▶ _WHAT YOU NEED TO DO_: Keep only those lines of the records that include the string "group".

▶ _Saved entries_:
####################

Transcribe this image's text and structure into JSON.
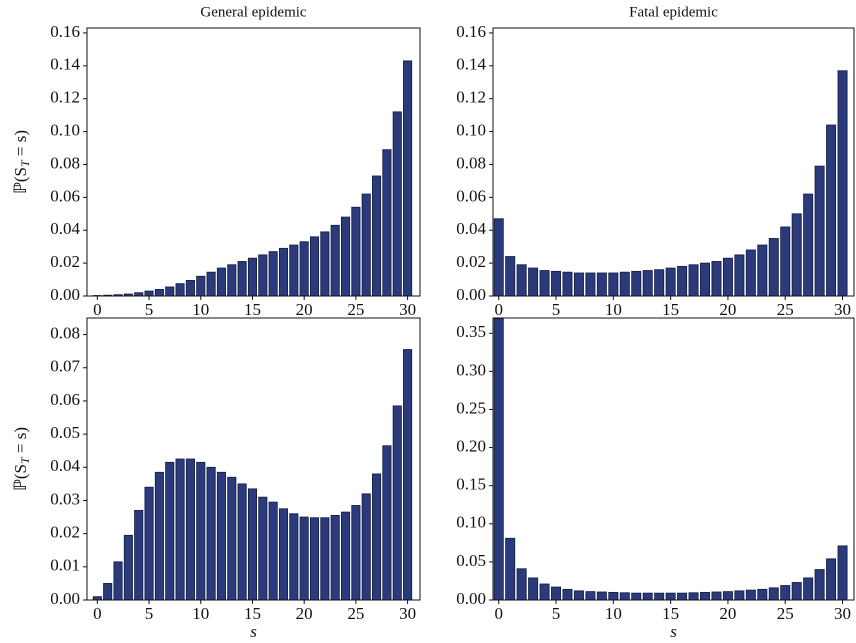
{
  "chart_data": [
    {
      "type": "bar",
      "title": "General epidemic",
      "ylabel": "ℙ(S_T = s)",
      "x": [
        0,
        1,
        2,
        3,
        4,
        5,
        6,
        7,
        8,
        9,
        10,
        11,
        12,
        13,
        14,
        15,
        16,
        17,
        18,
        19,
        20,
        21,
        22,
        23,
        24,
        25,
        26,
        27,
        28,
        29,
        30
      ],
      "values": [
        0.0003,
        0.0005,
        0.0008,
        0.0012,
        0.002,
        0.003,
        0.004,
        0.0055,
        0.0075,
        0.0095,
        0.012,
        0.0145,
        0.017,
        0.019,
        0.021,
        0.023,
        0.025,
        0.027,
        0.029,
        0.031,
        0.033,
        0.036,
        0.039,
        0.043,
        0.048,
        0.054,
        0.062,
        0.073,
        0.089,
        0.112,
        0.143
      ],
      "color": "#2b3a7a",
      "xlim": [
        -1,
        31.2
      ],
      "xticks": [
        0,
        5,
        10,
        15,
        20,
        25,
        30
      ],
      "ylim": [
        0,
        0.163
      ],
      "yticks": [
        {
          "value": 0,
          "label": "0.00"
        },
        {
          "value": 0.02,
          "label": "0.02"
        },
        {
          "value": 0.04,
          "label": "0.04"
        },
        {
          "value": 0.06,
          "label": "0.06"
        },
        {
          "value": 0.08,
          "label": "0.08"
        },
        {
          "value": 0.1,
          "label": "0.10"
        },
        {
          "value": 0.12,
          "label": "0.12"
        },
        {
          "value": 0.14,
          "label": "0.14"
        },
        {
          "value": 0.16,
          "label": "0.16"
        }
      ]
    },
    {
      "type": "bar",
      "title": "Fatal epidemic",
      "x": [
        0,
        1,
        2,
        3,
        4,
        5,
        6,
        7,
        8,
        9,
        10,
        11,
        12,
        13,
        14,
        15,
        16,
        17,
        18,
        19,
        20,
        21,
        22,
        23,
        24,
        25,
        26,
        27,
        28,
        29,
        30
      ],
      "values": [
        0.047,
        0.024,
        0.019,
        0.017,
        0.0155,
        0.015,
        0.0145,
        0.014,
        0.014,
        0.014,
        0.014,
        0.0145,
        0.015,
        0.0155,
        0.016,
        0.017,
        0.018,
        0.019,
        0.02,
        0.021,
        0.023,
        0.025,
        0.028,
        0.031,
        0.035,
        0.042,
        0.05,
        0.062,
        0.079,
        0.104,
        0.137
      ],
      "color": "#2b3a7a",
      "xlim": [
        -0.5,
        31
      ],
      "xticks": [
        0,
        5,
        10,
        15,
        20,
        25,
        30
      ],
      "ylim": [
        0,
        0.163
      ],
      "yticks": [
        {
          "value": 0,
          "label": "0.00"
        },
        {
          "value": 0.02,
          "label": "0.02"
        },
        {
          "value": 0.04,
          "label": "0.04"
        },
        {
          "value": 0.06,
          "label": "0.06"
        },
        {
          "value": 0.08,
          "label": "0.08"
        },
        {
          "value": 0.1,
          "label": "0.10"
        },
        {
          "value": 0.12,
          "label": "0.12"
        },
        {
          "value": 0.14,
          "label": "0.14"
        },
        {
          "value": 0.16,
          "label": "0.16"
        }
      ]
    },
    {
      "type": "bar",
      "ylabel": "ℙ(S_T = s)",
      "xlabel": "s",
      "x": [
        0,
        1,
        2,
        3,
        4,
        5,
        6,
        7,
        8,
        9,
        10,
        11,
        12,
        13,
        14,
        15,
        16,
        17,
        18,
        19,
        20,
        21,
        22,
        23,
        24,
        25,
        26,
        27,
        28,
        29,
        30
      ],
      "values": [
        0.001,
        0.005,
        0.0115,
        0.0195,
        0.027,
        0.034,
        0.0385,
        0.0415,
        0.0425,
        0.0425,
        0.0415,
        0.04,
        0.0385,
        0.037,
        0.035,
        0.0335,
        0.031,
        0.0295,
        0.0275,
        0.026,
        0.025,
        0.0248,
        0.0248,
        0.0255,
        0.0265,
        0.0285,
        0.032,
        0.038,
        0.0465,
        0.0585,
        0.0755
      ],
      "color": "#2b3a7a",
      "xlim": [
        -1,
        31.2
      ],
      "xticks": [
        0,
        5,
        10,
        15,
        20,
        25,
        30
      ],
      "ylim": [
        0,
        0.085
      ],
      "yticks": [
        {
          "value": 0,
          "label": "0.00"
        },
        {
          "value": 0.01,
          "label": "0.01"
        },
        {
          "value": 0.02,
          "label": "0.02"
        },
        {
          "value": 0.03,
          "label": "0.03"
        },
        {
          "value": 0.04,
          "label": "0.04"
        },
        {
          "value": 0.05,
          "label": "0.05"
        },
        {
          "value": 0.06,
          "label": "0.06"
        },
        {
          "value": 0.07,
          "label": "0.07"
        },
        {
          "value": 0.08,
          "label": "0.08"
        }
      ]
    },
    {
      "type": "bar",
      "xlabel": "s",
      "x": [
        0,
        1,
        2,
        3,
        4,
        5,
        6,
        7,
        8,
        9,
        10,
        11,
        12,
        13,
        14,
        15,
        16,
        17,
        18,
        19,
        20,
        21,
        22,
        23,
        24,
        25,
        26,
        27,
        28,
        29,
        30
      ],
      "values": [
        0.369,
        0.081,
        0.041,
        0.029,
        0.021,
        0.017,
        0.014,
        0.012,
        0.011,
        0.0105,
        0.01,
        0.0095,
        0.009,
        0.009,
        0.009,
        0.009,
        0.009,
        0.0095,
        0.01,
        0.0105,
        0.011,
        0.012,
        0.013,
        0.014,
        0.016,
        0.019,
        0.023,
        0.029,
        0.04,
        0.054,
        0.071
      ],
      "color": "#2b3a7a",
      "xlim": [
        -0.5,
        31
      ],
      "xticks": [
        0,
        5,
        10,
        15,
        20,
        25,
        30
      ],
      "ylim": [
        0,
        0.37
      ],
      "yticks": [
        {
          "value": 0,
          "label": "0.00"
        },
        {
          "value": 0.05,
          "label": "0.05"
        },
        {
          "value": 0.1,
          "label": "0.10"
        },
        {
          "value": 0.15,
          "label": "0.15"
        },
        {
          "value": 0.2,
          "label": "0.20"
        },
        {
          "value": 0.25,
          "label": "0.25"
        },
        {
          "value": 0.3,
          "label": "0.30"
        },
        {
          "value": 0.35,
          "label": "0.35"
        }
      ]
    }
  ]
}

####################

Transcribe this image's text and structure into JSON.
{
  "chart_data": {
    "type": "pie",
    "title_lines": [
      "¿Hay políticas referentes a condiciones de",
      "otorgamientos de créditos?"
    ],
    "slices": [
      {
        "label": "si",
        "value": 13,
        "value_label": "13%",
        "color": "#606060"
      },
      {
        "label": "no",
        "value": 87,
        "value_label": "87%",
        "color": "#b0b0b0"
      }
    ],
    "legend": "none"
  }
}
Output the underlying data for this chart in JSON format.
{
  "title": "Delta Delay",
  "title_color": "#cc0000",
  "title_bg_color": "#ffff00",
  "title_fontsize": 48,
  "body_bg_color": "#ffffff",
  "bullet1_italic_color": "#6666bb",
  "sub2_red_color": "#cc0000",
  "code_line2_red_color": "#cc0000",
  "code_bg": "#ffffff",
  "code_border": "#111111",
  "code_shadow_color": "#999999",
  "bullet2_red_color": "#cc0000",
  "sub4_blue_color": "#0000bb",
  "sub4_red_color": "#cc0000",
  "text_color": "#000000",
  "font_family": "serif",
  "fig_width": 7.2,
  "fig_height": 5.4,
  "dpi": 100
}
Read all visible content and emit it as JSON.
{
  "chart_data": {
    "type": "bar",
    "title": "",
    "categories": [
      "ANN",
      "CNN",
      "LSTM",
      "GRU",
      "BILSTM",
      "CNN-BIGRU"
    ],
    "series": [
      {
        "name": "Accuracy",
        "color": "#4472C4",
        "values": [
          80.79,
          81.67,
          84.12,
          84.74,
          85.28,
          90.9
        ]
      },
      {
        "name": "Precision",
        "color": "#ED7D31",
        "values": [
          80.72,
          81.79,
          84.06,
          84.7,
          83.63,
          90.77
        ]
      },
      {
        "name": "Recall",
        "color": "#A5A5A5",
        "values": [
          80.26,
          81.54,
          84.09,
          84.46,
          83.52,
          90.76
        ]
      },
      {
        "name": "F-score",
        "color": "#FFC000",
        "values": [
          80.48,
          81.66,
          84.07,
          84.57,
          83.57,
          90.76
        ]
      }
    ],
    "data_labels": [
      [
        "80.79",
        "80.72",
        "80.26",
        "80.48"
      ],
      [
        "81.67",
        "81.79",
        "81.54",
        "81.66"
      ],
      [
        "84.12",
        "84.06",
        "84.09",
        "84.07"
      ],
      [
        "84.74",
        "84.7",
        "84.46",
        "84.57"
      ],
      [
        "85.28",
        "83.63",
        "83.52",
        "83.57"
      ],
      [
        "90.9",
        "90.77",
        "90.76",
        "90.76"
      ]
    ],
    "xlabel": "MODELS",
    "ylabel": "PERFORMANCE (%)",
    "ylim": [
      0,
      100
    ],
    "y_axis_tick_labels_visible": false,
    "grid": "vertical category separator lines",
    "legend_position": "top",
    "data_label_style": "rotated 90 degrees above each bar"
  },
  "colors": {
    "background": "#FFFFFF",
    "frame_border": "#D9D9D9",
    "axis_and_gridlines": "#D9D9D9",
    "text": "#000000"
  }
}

####################

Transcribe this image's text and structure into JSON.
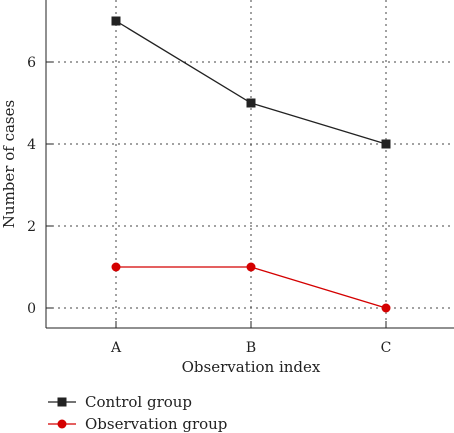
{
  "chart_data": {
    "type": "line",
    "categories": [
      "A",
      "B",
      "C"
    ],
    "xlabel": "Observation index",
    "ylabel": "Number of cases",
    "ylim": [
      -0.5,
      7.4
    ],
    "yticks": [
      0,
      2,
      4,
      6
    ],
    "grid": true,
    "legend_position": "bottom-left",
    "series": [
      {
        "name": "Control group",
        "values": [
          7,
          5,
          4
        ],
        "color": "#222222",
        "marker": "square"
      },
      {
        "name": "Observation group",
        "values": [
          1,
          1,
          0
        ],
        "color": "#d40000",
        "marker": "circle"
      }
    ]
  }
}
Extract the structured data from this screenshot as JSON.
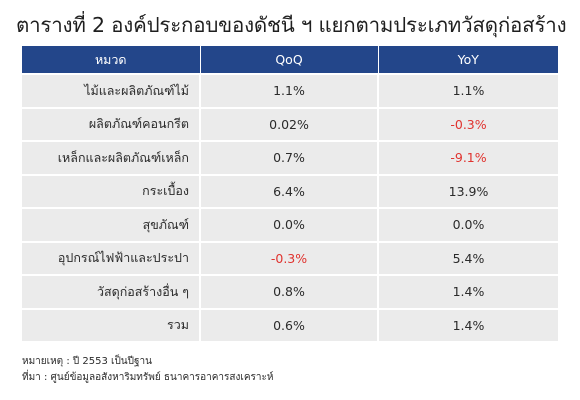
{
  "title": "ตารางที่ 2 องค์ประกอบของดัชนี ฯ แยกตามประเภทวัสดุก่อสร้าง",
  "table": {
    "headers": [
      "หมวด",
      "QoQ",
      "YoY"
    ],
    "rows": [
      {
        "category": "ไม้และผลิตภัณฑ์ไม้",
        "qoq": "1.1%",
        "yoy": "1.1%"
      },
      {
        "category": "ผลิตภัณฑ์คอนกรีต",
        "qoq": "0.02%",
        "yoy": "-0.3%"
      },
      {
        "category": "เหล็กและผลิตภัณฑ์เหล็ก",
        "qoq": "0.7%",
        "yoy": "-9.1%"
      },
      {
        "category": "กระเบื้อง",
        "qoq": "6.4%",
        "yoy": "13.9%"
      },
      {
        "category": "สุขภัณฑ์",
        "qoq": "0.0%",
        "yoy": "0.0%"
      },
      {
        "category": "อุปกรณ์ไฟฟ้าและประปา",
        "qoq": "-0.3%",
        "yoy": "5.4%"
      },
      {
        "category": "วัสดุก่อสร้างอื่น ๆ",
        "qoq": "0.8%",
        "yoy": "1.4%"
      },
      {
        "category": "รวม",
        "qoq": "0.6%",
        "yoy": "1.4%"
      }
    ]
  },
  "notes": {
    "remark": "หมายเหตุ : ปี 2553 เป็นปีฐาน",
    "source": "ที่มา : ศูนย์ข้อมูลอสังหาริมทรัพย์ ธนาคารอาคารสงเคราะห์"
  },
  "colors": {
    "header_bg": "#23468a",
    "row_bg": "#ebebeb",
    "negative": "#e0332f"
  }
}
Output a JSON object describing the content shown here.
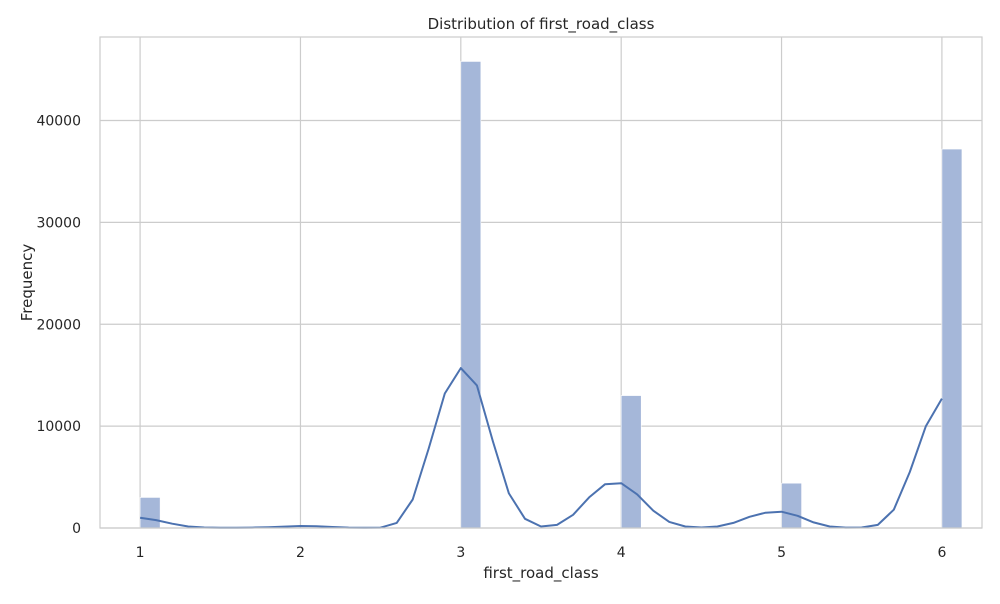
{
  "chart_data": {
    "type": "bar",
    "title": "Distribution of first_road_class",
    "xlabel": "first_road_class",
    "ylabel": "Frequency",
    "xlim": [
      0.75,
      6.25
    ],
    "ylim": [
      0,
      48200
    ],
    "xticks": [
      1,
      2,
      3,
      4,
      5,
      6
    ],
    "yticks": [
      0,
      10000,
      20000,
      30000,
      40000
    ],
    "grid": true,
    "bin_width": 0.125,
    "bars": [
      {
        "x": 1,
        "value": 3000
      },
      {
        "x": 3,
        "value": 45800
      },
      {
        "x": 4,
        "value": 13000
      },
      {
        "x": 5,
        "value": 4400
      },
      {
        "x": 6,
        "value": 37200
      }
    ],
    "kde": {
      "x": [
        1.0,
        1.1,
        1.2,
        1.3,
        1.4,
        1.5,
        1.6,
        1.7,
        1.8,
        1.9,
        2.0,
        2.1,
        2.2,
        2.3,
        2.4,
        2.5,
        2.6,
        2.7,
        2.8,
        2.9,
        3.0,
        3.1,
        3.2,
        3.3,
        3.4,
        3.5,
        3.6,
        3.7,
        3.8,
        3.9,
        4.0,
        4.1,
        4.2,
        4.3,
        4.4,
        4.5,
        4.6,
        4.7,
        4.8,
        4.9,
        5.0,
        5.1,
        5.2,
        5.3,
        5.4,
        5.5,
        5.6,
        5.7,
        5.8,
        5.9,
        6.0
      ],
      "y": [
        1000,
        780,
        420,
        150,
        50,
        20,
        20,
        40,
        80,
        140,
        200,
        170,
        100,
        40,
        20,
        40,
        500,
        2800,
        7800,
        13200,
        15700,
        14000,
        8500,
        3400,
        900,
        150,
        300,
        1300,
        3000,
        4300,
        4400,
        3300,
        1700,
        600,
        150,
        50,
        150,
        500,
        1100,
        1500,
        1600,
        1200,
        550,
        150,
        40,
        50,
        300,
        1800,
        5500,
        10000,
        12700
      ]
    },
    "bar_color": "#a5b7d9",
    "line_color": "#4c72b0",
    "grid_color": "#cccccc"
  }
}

####################

▶ _ANSWER FOR THE TASK_:
        "name": "Control group",
        "name": "Observation group",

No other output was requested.